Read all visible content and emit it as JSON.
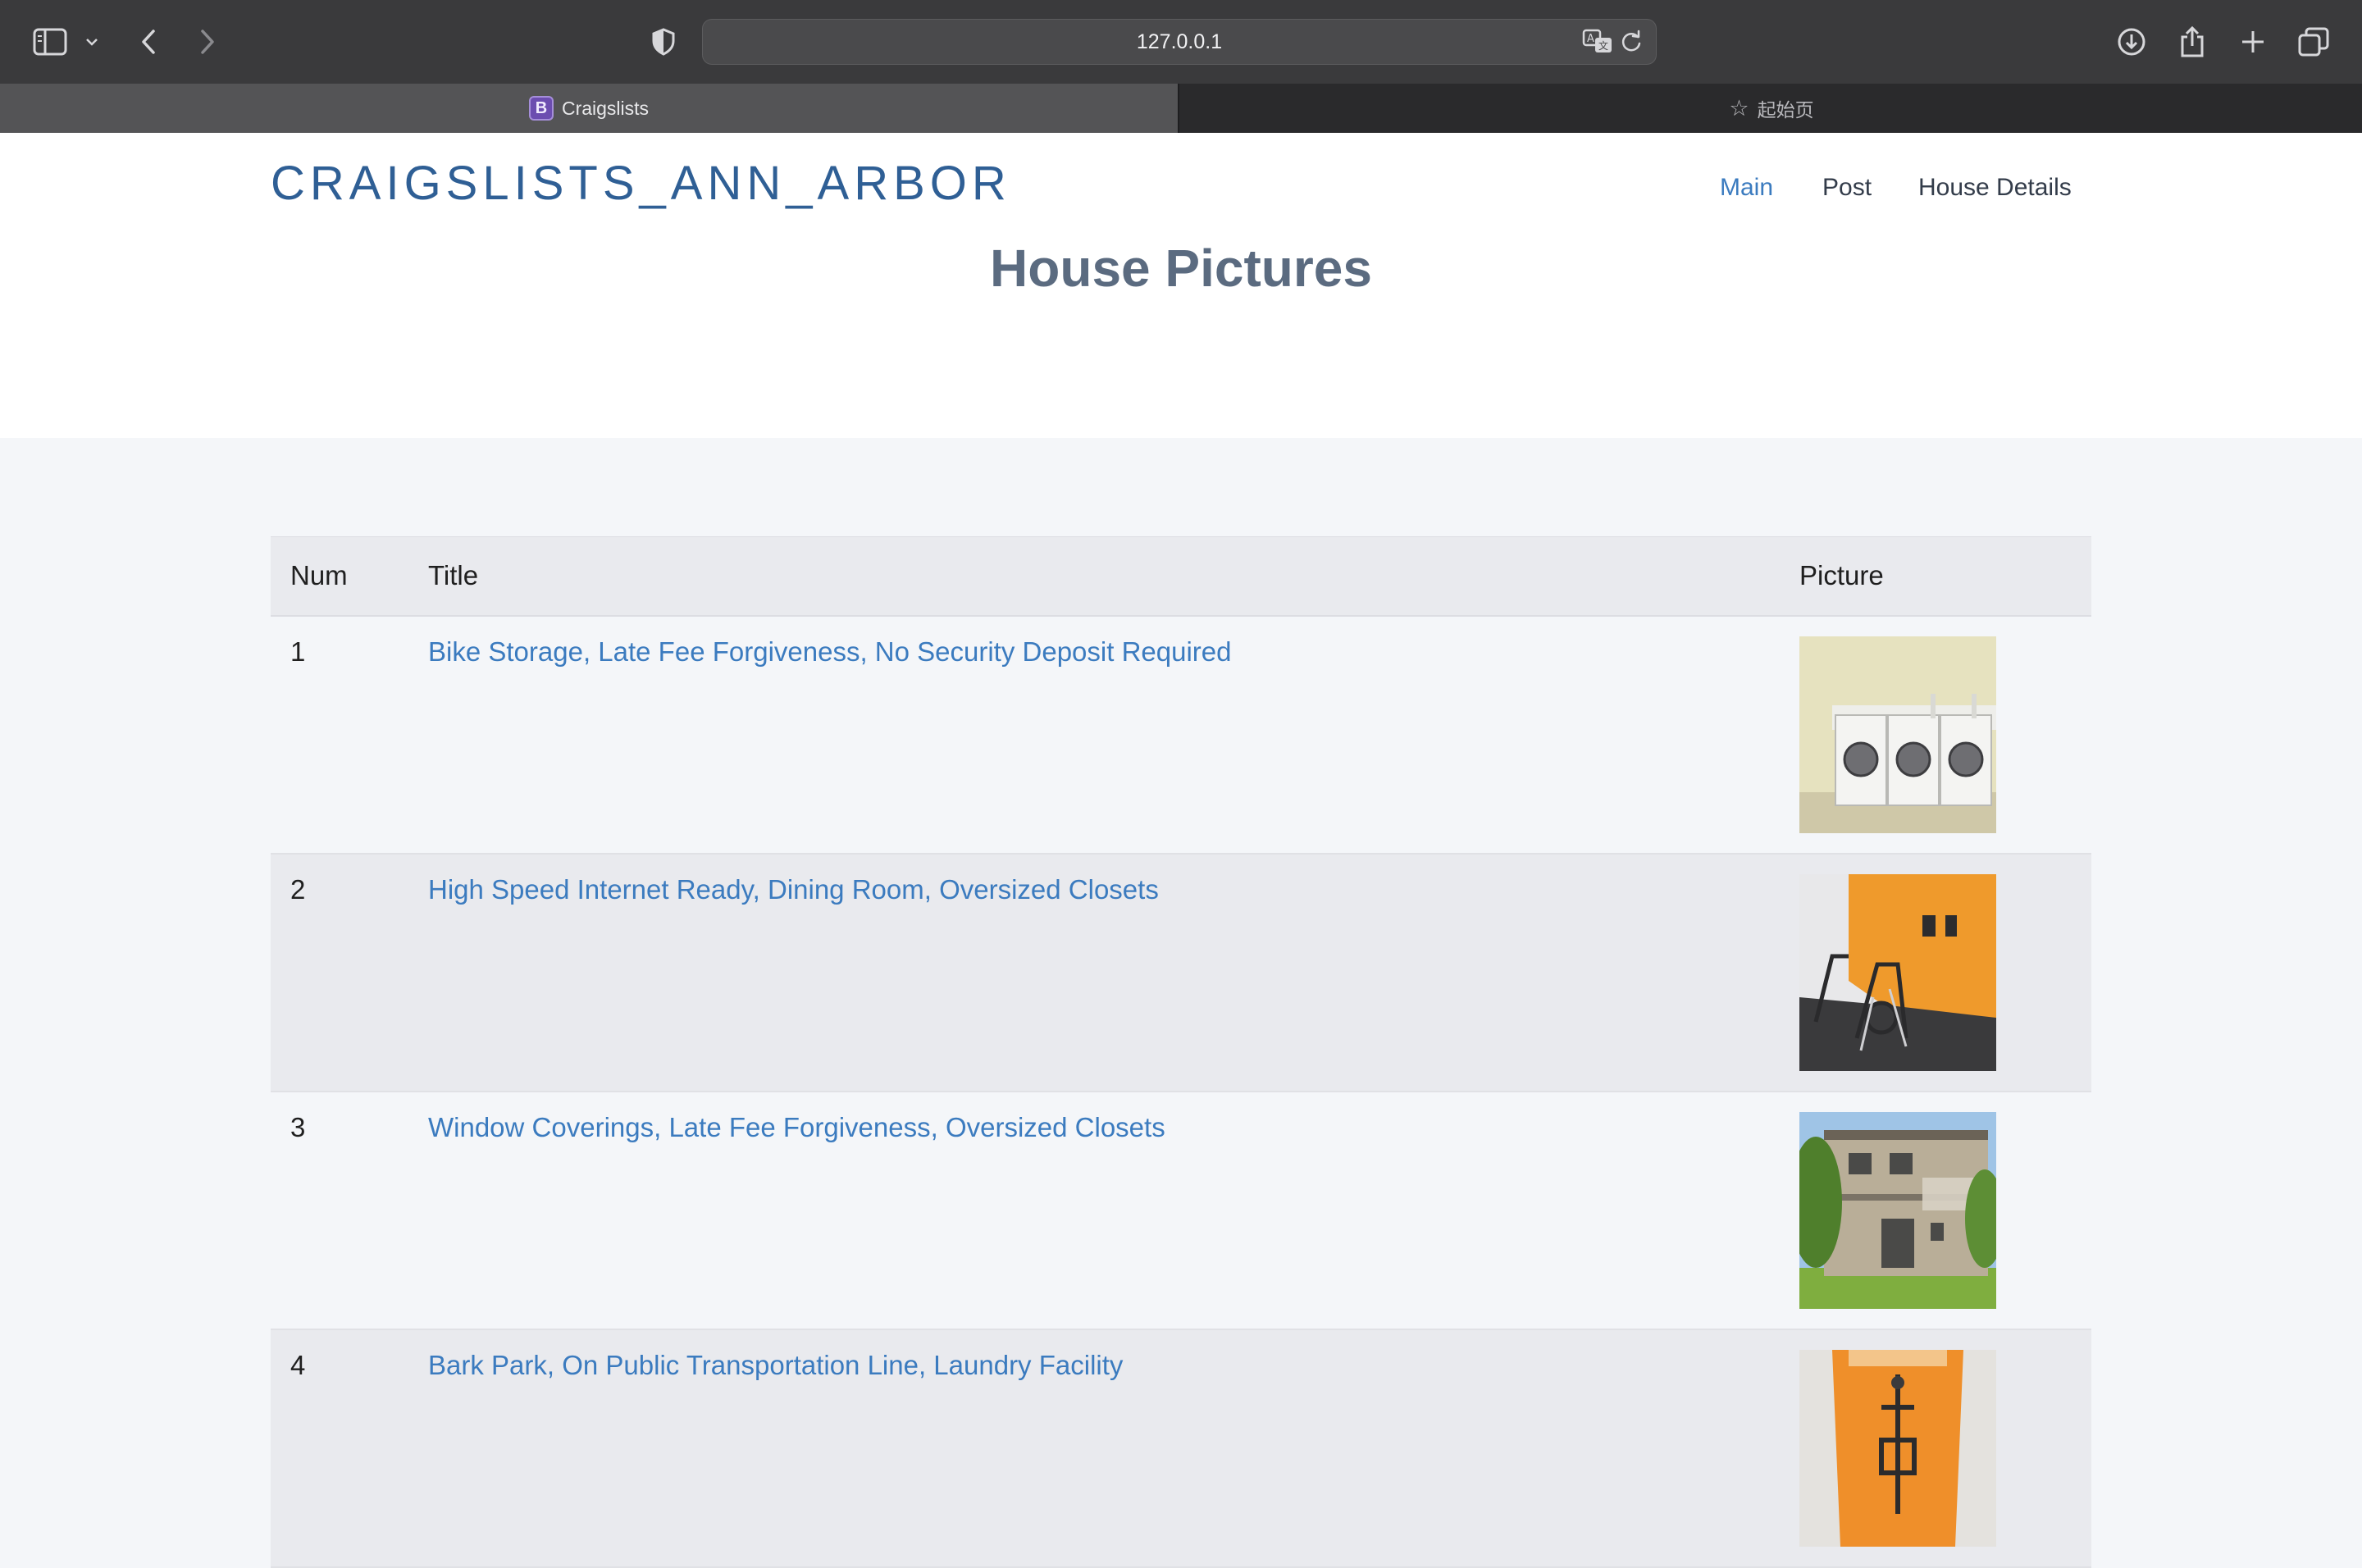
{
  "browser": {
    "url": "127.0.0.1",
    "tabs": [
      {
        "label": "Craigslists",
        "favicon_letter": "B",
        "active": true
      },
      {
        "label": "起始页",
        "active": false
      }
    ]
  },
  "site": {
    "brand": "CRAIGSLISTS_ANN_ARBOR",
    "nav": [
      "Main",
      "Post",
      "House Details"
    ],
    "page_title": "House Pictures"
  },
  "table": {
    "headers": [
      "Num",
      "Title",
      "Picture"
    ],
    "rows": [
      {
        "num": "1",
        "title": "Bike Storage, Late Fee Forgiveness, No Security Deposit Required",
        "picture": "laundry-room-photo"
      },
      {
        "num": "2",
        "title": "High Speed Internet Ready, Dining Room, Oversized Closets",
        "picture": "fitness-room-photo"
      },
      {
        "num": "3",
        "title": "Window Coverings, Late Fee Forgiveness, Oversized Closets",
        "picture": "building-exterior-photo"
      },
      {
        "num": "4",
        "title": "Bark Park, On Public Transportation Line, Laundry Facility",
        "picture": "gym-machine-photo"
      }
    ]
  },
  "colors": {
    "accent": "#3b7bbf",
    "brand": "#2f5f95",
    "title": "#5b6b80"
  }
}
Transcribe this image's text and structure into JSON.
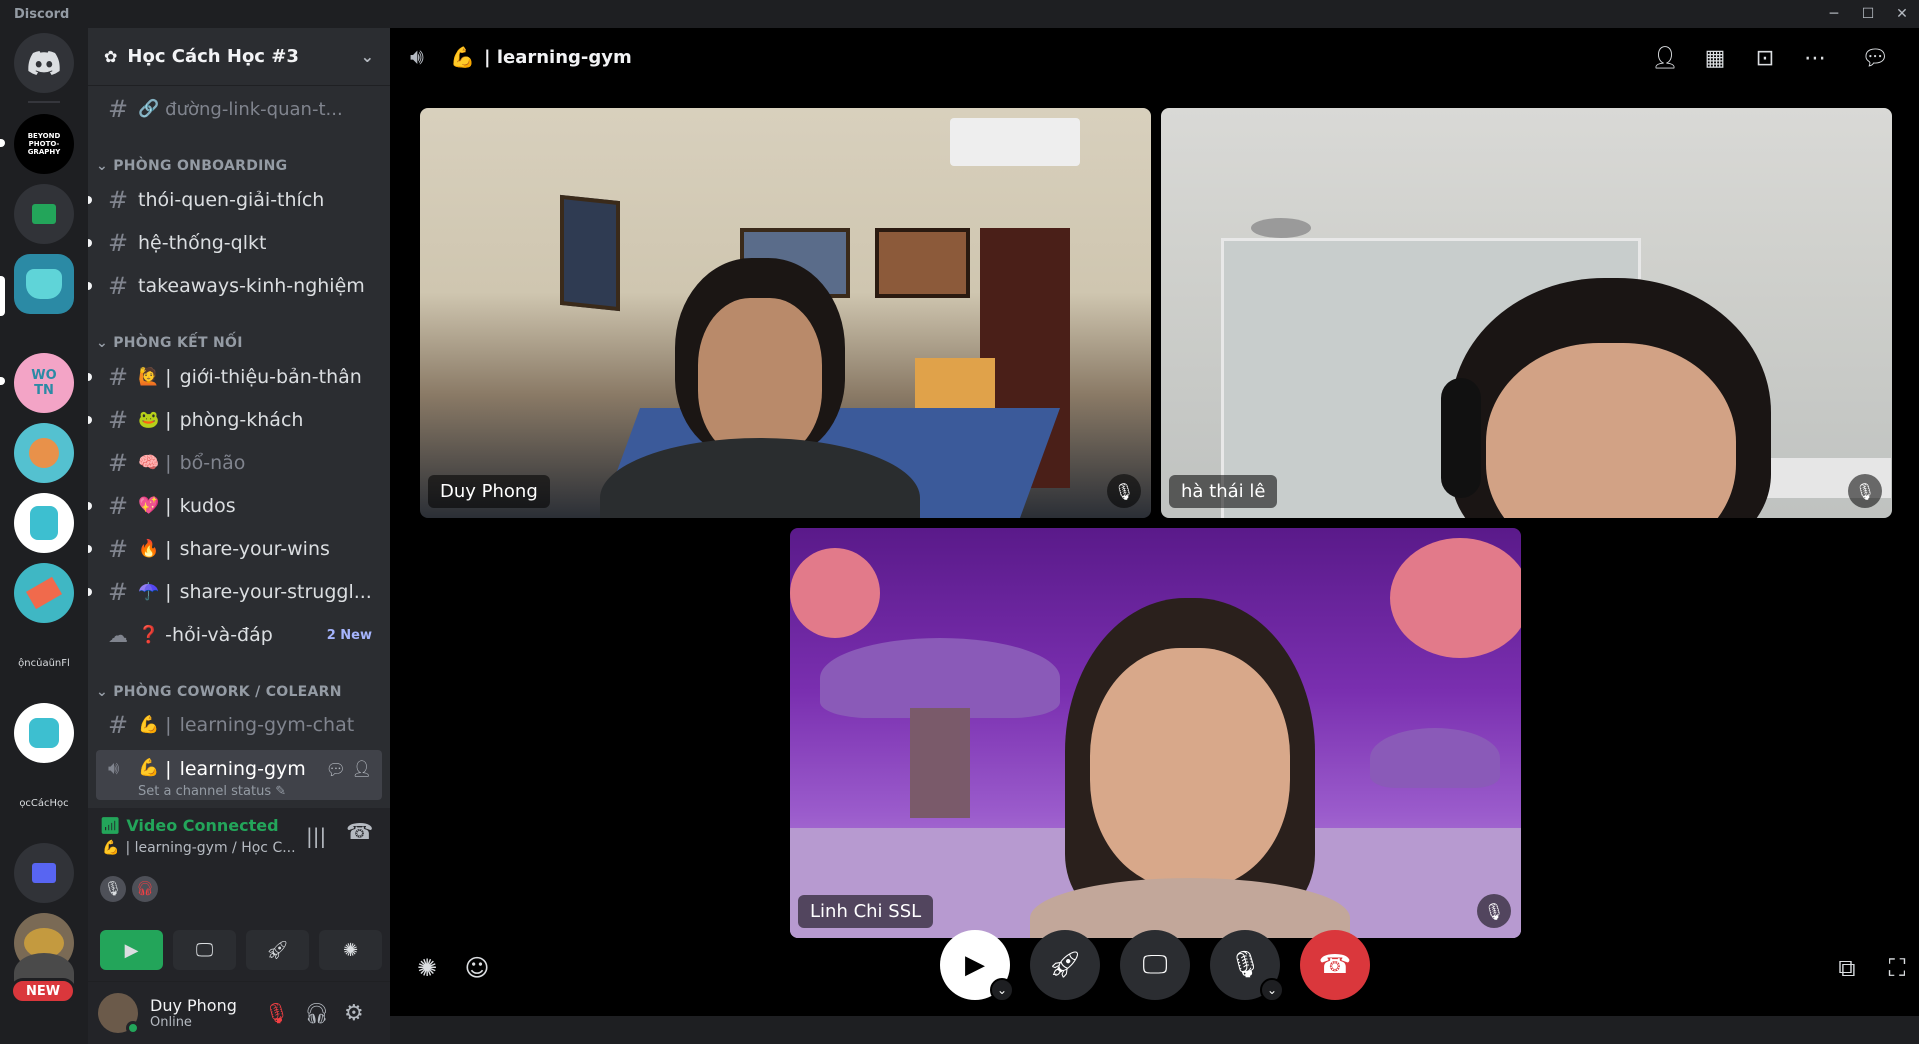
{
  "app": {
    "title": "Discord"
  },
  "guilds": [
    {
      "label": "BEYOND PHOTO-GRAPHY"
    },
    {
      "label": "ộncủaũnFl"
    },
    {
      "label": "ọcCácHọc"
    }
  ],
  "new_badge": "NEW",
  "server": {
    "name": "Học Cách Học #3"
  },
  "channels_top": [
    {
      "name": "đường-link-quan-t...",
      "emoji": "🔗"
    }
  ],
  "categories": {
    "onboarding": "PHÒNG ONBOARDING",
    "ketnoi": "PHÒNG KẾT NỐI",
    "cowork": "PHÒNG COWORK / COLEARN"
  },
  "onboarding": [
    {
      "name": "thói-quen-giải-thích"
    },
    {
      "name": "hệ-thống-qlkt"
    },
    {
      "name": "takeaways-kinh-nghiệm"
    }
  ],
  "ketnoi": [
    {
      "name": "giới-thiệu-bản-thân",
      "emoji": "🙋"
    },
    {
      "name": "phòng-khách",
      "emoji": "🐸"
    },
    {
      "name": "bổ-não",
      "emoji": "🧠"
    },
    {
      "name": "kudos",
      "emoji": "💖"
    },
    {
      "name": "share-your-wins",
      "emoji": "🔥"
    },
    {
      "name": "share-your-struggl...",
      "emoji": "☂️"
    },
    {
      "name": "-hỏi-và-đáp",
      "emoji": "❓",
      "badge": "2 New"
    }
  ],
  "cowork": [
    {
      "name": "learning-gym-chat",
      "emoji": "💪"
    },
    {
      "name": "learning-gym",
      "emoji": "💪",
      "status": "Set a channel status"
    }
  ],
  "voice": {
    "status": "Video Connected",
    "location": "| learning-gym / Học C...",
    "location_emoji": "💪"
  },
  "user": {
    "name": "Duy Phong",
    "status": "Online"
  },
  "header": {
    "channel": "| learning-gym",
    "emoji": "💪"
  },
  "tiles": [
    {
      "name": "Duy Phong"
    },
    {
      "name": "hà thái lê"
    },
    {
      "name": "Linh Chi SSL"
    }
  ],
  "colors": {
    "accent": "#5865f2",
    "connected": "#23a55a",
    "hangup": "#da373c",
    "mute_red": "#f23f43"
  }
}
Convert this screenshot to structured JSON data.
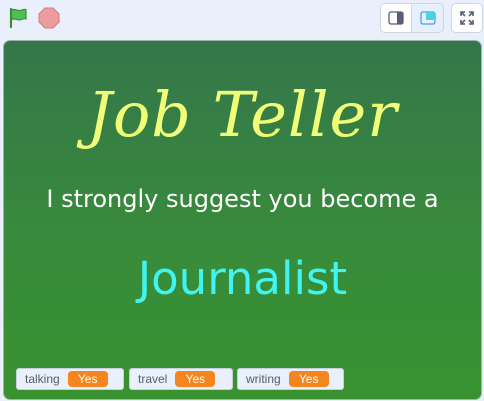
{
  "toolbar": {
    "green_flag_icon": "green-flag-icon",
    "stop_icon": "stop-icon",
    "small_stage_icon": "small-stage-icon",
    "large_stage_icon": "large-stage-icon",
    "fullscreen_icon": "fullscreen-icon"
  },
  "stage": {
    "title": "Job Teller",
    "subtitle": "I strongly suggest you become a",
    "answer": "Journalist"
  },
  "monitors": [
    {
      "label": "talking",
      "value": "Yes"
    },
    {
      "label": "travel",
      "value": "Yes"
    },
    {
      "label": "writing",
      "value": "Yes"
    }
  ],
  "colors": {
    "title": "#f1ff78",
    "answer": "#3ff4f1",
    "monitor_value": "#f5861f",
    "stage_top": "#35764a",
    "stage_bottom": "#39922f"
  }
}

# # # # # # #

PROBLEM –
Restate each line of the records exactly; pictures do not belong in the copy.

ANSWER FOR THIS EXERCISE –
Read all visible content and emit it as JSON.
{
  "browser": {
    "url": "127.0.0.1",
    "tabs": [
      {
        "label": "Craigslists",
        "favicon_letter": "B",
        "active": true
      },
      {
        "label": "起始页",
        "active": false
      }
    ]
  },
  "site": {
    "brand": "CRAIGSLISTS_ANN_ARBOR",
    "nav": [
      "Main",
      "Post",
      "House Details"
    ],
    "page_title": "House Pictures"
  },
  "table": {
    "headers": [
      "Num",
      "Title",
      "Picture"
    ],
    "rows": [
      {
        "num": "1",
        "title": "Bike Storage, Late Fee Forgiveness, No Security Deposit Required",
        "picture": "laundry-room-photo"
      },
      {
        "num": "2",
        "title": "High Speed Internet Ready, Dining Room, Oversized Closets",
        "picture": "fitness-room-photo"
      },
      {
        "num": "3",
        "title": "Window Coverings, Late Fee Forgiveness, Oversized Closets",
        "picture": "building-exterior-photo"
      },
      {
        "num": "4",
        "title": "Bark Park, On Public Transportation Line, Laundry Facility",
        "picture": "gym-machine-photo"
      }
    ]
  },
  "colors": {
    "accent": "#3b7bbf",
    "brand": "#2f5f95",
    "title": "#5b6b80"
  }
}
Transcribe this image's text and structure into JSON.
{
  "app": {
    "title": "Discord"
  },
  "guilds": [
    {
      "label": "BEYOND PHOTO-GRAPHY"
    },
    {
      "label": "ộncủaũnFl"
    },
    {
      "label": "ọcCácHọc"
    }
  ],
  "new_badge": "NEW",
  "server": {
    "name": "Học Cách Học #3"
  },
  "channels_top": [
    {
      "name": "đường-link-quan-t...",
      "emoji": "🔗"
    }
  ],
  "categories": {
    "onboarding": "PHÒNG ONBOARDING",
    "ketnoi": "PHÒNG KẾT NỐI",
    "cowork": "PHÒNG COWORK / COLEARN"
  },
  "onboarding": [
    {
      "name": "thói-quen-giải-thích"
    },
    {
      "name": "hệ-thống-qlkt"
    },
    {
      "name": "takeaways-kinh-nghiệm"
    }
  ],
  "ketnoi": [
    {
      "name": "giới-thiệu-bản-thân",
      "emoji": "🙋"
    },
    {
      "name": "phòng-khách",
      "emoji": "🐸"
    },
    {
      "name": "bổ-não",
      "emoji": "🧠"
    },
    {
      "name": "kudos",
      "emoji": "💖"
    },
    {
      "name": "share-your-wins",
      "emoji": "🔥"
    },
    {
      "name": "share-your-struggl...",
      "emoji": "☂️"
    },
    {
      "name": "-hỏi-và-đáp",
      "emoji": "❓",
      "badge": "2 New"
    }
  ],
  "cowork": [
    {
      "name": "learning-gym-chat",
      "emoji": "💪"
    },
    {
      "name": "learning-gym",
      "emoji": "💪",
      "status": "Set a channel status"
    }
  ],
  "voice": {
    "status": "Video Connected",
    "location": "| learning-gym / Học C...",
    "location_emoji": "💪"
  },
  "user": {
    "name": "Duy Phong",
    "status": "Online"
  },
  "header": {
    "channel": "| learning-gym",
    "emoji": "💪"
  },
  "tiles": [
    {
      "name": "Duy Phong"
    },
    {
      "name": "hà thái lê"
    },
    {
      "name": "Linh Chi SSL"
    }
  ],
  "colors": {
    "accent": "#5865f2",
    "connected": "#23a55a",
    "hangup": "#da373c",
    "mute_red": "#f23f43"
  }
}
Convert this screenshot to structured JSON data.
{
  "toolbar": {
    "green_flag_icon": "green-flag-icon",
    "stop_icon": "stop-icon",
    "small_stage_icon": "small-stage-icon",
    "large_stage_icon": "large-stage-icon",
    "fullscreen_icon": "fullscreen-icon"
  },
  "stage": {
    "title": "Job Teller",
    "subtitle": "I strongly suggest you become a",
    "answer": "Journalist"
  },
  "monitors": [
    {
      "label": "talking",
      "value": "Yes"
    },
    {
      "label": "travel",
      "value": "Yes"
    },
    {
      "label": "writing",
      "value": "Yes"
    }
  ],
  "colors": {
    "title": "#f1ff78",
    "answer": "#3ff4f1",
    "monitor_value": "#f5861f",
    "stage_top": "#35764a",
    "stage_bottom": "#39922f"
  }
}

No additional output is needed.